Exercise instructions —
Work out the number of lines with "title" in them. Reply with that number and no other words.

━━━━━━━━━━━━━━━━━━━━━━━━━━━━━━

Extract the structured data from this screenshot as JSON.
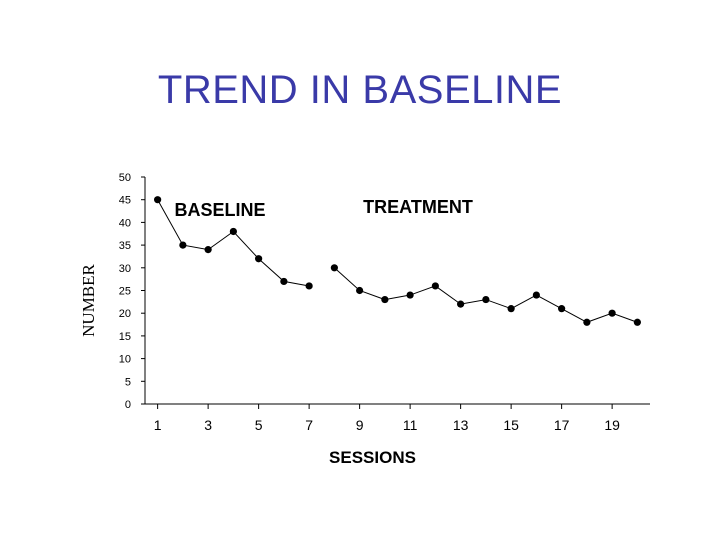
{
  "slide": {
    "title": "TREND IN BASELINE"
  },
  "chart_data": {
    "type": "line",
    "title": "",
    "xlabel": "SESSIONS",
    "ylabel": "NUMBER",
    "ylim": [
      0,
      50
    ],
    "y_ticks": [
      0,
      5,
      10,
      15,
      20,
      25,
      30,
      35,
      40,
      45,
      50
    ],
    "x_range": [
      0.5,
      20.5
    ],
    "x_ticks": [
      1,
      3,
      5,
      7,
      9,
      11,
      13,
      15,
      17,
      19
    ],
    "grid": false,
    "phases": [
      {
        "label": "BASELINE",
        "x": [
          1,
          2,
          3,
          4,
          5,
          6,
          7
        ],
        "y": [
          45,
          35,
          34,
          38,
          32,
          27,
          26
        ]
      },
      {
        "label": "TREATMENT",
        "x": [
          8,
          9,
          10,
          11,
          12,
          13,
          14,
          15,
          16,
          17,
          18,
          19,
          20
        ],
        "y": [
          30,
          25,
          23,
          24,
          26,
          22,
          23,
          21,
          24,
          21,
          18,
          20,
          18
        ]
      }
    ],
    "phase_change_after_x": 7.5,
    "colors": {
      "line": "#000000",
      "marker": "#000000",
      "title": "#3a3aa8"
    }
  }
}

━━━━━━━━━━━━━━━━━━━━━━━━━━━━━━

Solution to this task —
3